■ **Task statement**:
Send back all the data below, exactly as given.

(Dataset entries)
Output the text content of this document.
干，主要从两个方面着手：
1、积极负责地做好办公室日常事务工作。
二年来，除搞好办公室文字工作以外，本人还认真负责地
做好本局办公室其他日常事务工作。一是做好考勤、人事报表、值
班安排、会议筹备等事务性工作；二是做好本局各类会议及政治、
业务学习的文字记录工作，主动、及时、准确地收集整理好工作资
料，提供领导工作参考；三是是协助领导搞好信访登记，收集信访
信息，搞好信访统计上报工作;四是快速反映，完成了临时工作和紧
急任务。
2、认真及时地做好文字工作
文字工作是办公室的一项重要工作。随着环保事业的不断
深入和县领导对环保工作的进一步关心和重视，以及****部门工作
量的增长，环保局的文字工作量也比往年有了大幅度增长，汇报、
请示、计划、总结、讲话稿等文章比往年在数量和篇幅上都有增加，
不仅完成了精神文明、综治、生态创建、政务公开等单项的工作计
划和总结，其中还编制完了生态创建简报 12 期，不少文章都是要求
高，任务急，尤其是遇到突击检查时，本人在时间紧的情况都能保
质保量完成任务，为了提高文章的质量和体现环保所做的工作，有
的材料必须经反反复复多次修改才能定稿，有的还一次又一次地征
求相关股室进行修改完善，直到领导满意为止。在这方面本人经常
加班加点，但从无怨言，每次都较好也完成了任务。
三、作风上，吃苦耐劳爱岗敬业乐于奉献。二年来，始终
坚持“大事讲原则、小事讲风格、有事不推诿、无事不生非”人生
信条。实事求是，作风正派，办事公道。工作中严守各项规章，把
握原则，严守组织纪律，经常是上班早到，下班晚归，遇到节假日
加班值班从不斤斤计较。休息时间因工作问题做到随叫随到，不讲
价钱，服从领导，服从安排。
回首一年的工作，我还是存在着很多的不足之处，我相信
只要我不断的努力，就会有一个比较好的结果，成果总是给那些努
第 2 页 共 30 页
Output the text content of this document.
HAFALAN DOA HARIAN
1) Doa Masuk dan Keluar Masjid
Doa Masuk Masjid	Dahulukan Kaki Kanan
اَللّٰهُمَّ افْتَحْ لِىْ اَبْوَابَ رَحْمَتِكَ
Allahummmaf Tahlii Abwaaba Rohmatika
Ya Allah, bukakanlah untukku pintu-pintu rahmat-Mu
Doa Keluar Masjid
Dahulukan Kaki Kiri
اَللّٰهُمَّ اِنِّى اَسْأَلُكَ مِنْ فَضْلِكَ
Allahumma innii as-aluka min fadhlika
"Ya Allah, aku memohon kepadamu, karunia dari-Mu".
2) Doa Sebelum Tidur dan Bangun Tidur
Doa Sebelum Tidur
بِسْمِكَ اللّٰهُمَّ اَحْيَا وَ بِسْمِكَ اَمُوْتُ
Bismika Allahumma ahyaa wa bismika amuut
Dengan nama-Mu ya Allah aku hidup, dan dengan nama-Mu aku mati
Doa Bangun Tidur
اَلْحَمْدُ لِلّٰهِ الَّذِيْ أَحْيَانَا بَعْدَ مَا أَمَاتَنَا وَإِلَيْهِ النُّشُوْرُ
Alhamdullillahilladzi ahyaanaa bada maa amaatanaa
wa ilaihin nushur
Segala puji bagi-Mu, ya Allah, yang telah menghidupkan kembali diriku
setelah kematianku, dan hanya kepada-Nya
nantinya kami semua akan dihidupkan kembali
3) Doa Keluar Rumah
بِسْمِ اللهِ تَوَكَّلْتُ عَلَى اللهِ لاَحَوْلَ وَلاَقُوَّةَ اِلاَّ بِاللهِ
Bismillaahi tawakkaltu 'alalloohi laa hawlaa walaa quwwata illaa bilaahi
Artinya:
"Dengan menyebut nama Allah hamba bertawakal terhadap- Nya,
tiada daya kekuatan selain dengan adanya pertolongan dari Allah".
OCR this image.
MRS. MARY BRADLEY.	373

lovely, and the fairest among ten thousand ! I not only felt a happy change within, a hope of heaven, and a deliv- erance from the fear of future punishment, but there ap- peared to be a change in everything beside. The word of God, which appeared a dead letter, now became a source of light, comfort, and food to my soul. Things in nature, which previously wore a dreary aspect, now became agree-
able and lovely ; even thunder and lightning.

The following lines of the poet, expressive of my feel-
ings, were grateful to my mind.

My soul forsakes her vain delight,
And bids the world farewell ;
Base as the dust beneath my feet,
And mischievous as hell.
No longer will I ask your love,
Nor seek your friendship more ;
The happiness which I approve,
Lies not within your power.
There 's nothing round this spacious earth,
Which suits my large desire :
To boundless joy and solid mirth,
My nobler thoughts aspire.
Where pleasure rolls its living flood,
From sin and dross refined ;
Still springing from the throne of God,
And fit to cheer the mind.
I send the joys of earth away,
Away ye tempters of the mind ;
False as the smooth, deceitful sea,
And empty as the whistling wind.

■ **Exercise solution**:
Output the text content of this document.
干，主要从两个方面着手：
1、积极负责地做好办公室日常事务工作。
二年来，除搞好办公室文字工作以外，本人还认真负责地
做好本局办公室其他日常事务工作。一是做好考勤、人事报表、值
班安排、会议筹备等事务性工作；二是做好本局各类会议及政治、
业务学习的文字记录工作，主动、及时、准确地收集整理好工作资
料，提供领导工作参考；三是是协助领导搞好信访登记，收集信访
信息，搞好信访统计上报工作;四是快速反映，完成了临时工作和紧
急任务。
2、认真及时地做好文字工作
文字工作是办公室的一项重要工作。随着环保事业的不断
深入和县领导对环保工作的进一步关心和重视，以及****部门工作
量的增长，环保局的文字工作量也比往年有了大幅度增长，汇报、
请示、计划、总结、讲话稿等文章比往年在数量和篇幅上都有增加，
不仅完成了精神文明、综治、生态创建、政务公开等单项的工作计
划和总结，其中还编制完了生态创建简报 12 期，不少文章都是要求
高，任务急，尤其是遇到突击检查时，本人在时间紧的情况都能保
质保量完成任务，为了提高文章的质量和体现环保所做的工作，有
的材料必须经反反复复多次修改才能定稿，有的还一次又一次地征
求相关股室进行修改完善，直到领导满意为止。在这方面本人经常
加班加点，但从无怨言，每次都较好也完成了任务。
三、作风上，吃苦耐劳爱岗敬业乐于奉献。二年来，始终
坚持“大事讲原则、小事讲风格、有事不推诿、无事不生非”人生
信条。实事求是，作风正派，办事公道。工作中严守各项规章，把
握原则，严守组织纪律，经常是上班早到，下班晚归，遇到节假日
加班值班从不斤斤计较。休息时间因工作问题做到随叫随到，不讲
价钱，服从领导，服从安排。
回首一年的工作，我还是存在着很多的不足之处，我相信
只要我不断的努力，就会有一个比较好的结果，成果总是给那些努
第 2 页 共 30 页
Output the text content of this document.
HAFALAN DOA HARIAN
1) Doa Masuk dan Keluar Masjid
Doa Masuk Masjid	Dahulukan Kaki Kanan
اَللّٰهُمَّ افْتَحْ لِىْ اَبْوَابَ رَحْمَتِكَ
Allahummmaf Tahlii Abwaaba Rohmatika
Ya Allah, bukakanlah untukku pintu-pintu rahmat-Mu
Doa Keluar Masjid
Dahulukan Kaki Kiri
اَللّٰهُمَّ اِنِّى اَسْأَلُكَ مِنْ فَضْلِكَ
Allahumma innii as-aluka min fadhlika
"Ya Allah, aku memohon kepadamu, karunia dari-Mu".
2) Doa Sebelum Tidur dan Bangun Tidur
Doa Sebelum Tidur
بِسْمِكَ اللّٰهُمَّ اَحْيَا وَ بِسْمِكَ اَمُوْتُ
Bismika Allahumma ahyaa wa bismika amuut
Dengan nama-Mu ya Allah aku hidup, dan dengan nama-Mu aku mati
Doa Bangun Tidur
اَلْحَمْدُ لِلّٰهِ الَّذِيْ أَحْيَانَا بَعْدَ مَا أَمَاتَنَا وَإِلَيْهِ النُّشُوْرُ
Alhamdullillahilladzi ahyaanaa bada maa amaatanaa
wa ilaihin nushur
Segala puji bagi-Mu, ya Allah, yang telah menghidupkan kembali diriku
setelah kematianku, dan hanya kepada-Nya
nantinya kami semua akan dihidupkan kembali
3) Doa Keluar Rumah
بِسْمِ اللهِ تَوَكَّلْتُ عَلَى اللهِ لاَحَوْلَ وَلاَقُوَّةَ اِلاَّ بِاللهِ
Bismillaahi tawakkaltu 'alalloohi laa hawlaa walaa quwwata illaa bilaahi
Artinya:
"Dengan menyebut nama Allah hamba bertawakal terhadap- Nya,
tiada daya kekuatan selain dengan adanya pertolongan dari Allah".
OCR this image.
MRS. MARY BRADLEY.	373

lovely, and the fairest among ten thousand ! I not only felt a happy change within, a hope of heaven, and a deliv- erance from the fear of future punishment, but there ap- peared to be a change in everything beside. The word of God, which appeared a dead letter, now became a source of light, comfort, and food to my soul. Things in nature, which previously wore a dreary aspect, now became agree-
able and lovely ; even thunder and lightning.

The following lines of the poet, expressive of my feel-
ings, were grateful to my mind.

My soul forsakes her vain delight,
And bids the world farewell ;
Base as the dust beneath my feet,
And mischievous as hell.
No longer will I ask your love,
Nor seek your friendship more ;
The happiness which I approve,
Lies not within your power.
There 's nothing round this spacious earth,
Which suits my large desire :
To boundless joy and solid mirth,
My nobler thoughts aspire.
Where pleasure rolls its living flood,
From sin and dross refined ;
Still springing from the throne of God,
And fit to cheer the mind.
I send the joys of earth away,
Away ye tempters of the mind ;
False as the smooth, deceitful sea,
And empty as the whistling wind.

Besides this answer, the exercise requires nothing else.